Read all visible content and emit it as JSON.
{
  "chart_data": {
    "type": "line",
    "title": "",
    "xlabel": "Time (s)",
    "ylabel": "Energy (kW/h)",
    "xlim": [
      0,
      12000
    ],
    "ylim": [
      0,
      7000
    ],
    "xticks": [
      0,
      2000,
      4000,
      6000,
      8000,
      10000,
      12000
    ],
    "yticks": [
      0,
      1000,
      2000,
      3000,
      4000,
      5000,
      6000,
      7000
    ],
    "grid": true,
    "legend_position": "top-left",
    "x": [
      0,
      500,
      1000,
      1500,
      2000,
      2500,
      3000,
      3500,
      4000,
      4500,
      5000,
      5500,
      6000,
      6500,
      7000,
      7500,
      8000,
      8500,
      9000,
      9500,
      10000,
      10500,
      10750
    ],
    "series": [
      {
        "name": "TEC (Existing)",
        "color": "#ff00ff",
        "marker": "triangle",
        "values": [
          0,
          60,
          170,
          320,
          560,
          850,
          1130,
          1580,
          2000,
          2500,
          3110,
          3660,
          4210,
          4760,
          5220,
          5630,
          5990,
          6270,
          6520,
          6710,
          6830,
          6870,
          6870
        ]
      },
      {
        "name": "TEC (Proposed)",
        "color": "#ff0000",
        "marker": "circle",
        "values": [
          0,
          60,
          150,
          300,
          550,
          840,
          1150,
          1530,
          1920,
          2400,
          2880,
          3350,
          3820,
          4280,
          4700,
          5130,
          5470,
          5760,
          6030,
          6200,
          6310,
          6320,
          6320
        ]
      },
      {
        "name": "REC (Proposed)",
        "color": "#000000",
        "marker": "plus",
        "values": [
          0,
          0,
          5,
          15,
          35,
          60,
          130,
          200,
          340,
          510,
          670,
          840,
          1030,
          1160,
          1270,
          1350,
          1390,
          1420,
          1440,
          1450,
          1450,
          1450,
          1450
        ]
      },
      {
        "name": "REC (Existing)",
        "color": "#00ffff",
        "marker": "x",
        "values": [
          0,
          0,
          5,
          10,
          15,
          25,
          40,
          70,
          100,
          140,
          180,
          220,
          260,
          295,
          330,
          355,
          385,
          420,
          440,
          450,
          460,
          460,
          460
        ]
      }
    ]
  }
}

-------

## The task
Copy all lines of the material above where the string "marker" occurs.

## Output for this exercise
        "marker": "triangle",
        "marker": "circle",
        "marker": "plus",
        "marker": "x",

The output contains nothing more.